>> START RECORDS FOR THE TASK

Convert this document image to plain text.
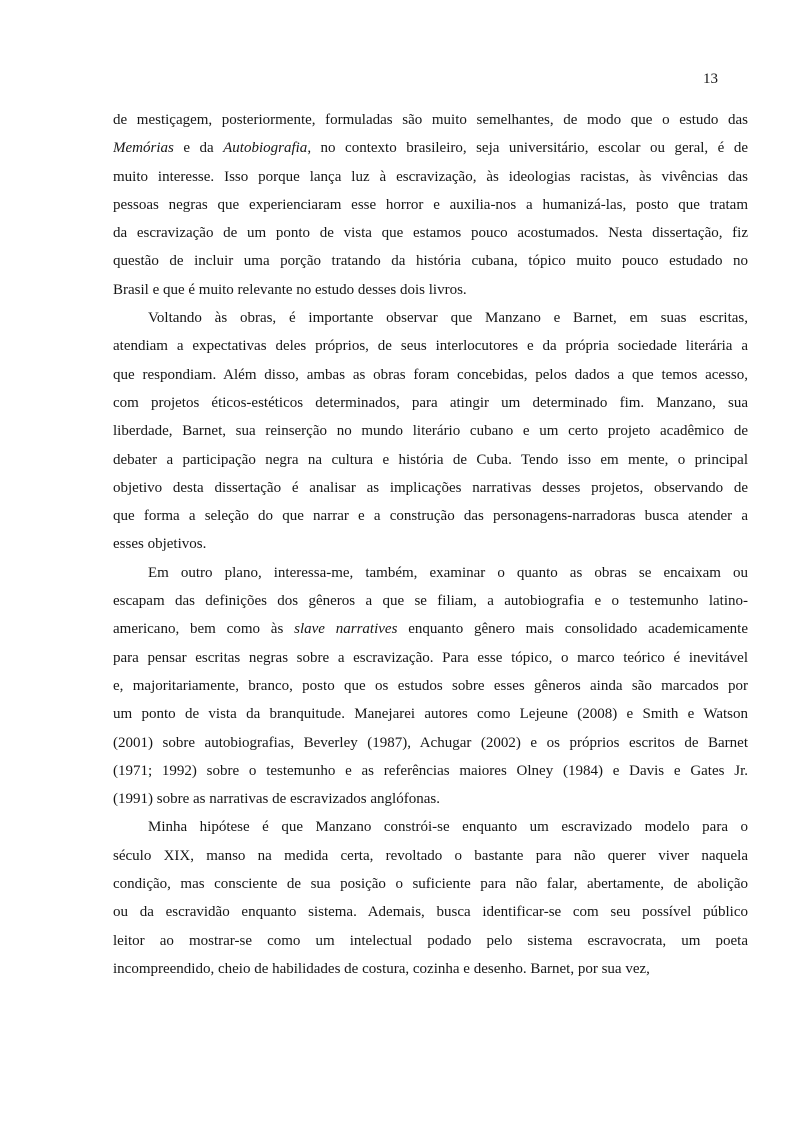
13
de mestiçagem, posteriormente, formuladas são muito semelhantes, de modo que o estudo das
Memórias e da Autobiografia, no contexto brasileiro, seja universitário, escolar ou geral, é de
muito interesse. Isso porque lança luz à escravização, às ideologias racistas, às vivências das
pessoas negras que experienciaram esse horror e auxilia-nos a humanizá-las, posto que tratam
da escravização de um ponto de vista que estamos pouco acostumados. Nesta dissertação, fiz
questão de incluir uma porção tratando da história cubana, tópico muito pouco estudado no
Brasil e que é muito relevante no estudo desses dois livros.
Voltando às obras, é importante observar que Manzano e Barnet, em suas escritas,
atendiam a expectativas deles próprios, de seus interlocutores e da própria sociedade literária a
que respondiam. Além disso, ambas as obras foram concebidas, pelos dados a que temos acesso,
com projetos éticos-estéticos determinados, para atingir um determinado fim. Manzano, sua
liberdade, Barnet, sua reinserção no mundo literário cubano e um certo projeto acadêmico de
debater a participação negra na cultura e história de Cuba. Tendo isso em mente, o principal
objetivo desta dissertação é analisar as implicações narrativas desses projetos, observando de
que forma a seleção do que narrar e a construção das personagens-narradoras busca atender a
esses objetivos.
Em outro plano, interessa-me, também, examinar o quanto as obras se encaixam ou
escapam das definições dos gêneros a que se filiam, a autobiografia e o testemunho latino-
americano, bem como às slave narratives enquanto gênero mais consolidado academicamente
para pensar escritas negras sobre a escravização. Para esse tópico, o marco teórico é inevitável
e, majoritariamente, branco, posto que os estudos sobre esses gêneros ainda são marcados por
um ponto de vista da branquitude. Manejarei autores como Lejeune (2008) e Smith e Watson
(2001) sobre autobiografias, Beverley (1987), Achugar (2002) e os próprios escritos de Barnet
(1971; 1992) sobre o testemunho e as referências maiores Olney (1984) e Davis e Gates Jr.
(1991) sobre as narrativas de escravizados anglófonas.
Minha hipótese é que Manzano constrói-se enquanto um escravizado modelo para o
século XIX, manso na medida certa, revoltado o bastante para não querer viver naquela
condição, mas consciente de sua posição o suficiente para não falar, abertamente, de abolição
ou da escravidão enquanto sistema. Ademais, busca identificar-se com seu possível público
leitor ao mostrar-se como um intelectual podado pelo sistema escravocrata, um poeta
incompreendido, cheio de habilidades de costura, cozinha e desenho. Barnet, por sua vez,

>> END RECORDS FOR THE TASK

_PROBLEM TO SOLVE_
Strip the images and reproduce the remaining records precisely.

_SOLUTION TO THIS TASK_
Convert this document image to plain text.
13
de mestiçagem, posteriormente, formuladas são muito semelhantes, de modo que o estudo das
Memórias e da Autobiografia, no contexto brasileiro, seja universitário, escolar ou geral, é de
muito interesse. Isso porque lança luz à escravização, às ideologias racistas, às vivências das
pessoas negras que experienciaram esse horror e auxilia-nos a humanizá-las, posto que tratam
da escravização de um ponto de vista que estamos pouco acostumados. Nesta dissertação, fiz
questão de incluir uma porção tratando da história cubana, tópico muito pouco estudado no
Brasil e que é muito relevante no estudo desses dois livros.
Voltando às obras, é importante observar que Manzano e Barnet, em suas escritas,
atendiam a expectativas deles próprios, de seus interlocutores e da própria sociedade literária a
que respondiam. Além disso, ambas as obras foram concebidas, pelos dados a que temos acesso,
com projetos éticos-estéticos determinados, para atingir um determinado fim. Manzano, sua
liberdade, Barnet, sua reinserção no mundo literário cubano e um certo projeto acadêmico de
debater a participação negra na cultura e história de Cuba. Tendo isso em mente, o principal
objetivo desta dissertação é analisar as implicações narrativas desses projetos, observando de
que forma a seleção do que narrar e a construção das personagens-narradoras busca atender a
esses objetivos.
Em outro plano, interessa-me, também, examinar o quanto as obras se encaixam ou
escapam das definições dos gêneros a que se filiam, a autobiografia e o testemunho latino-
americano, bem como às slave narratives enquanto gênero mais consolidado academicamente
para pensar escritas negras sobre a escravização. Para esse tópico, o marco teórico é inevitável
e, majoritariamente, branco, posto que os estudos sobre esses gêneros ainda são marcados por
um ponto de vista da branquitude. Manejarei autores como Lejeune (2008) e Smith e Watson
(2001) sobre autobiografias, Beverley (1987), Achugar (2002) e os próprios escritos de Barnet
(1971; 1992) sobre o testemunho e as referências maiores Olney (1984) e Davis e Gates Jr.
(1991) sobre as narrativas de escravizados anglófonas.
Minha hipótese é que Manzano constrói-se enquanto um escravizado modelo para o
século XIX, manso na medida certa, revoltado o bastante para não querer viver naquela
condição, mas consciente de sua posição o suficiente para não falar, abertamente, de abolição
ou da escravidão enquanto sistema. Ademais, busca identificar-se com seu possível público
leitor ao mostrar-se como um intelectual podado pelo sistema escravocrata, um poeta
incompreendido, cheio de habilidades de costura, cozinha e desenho. Barnet, por sua vez,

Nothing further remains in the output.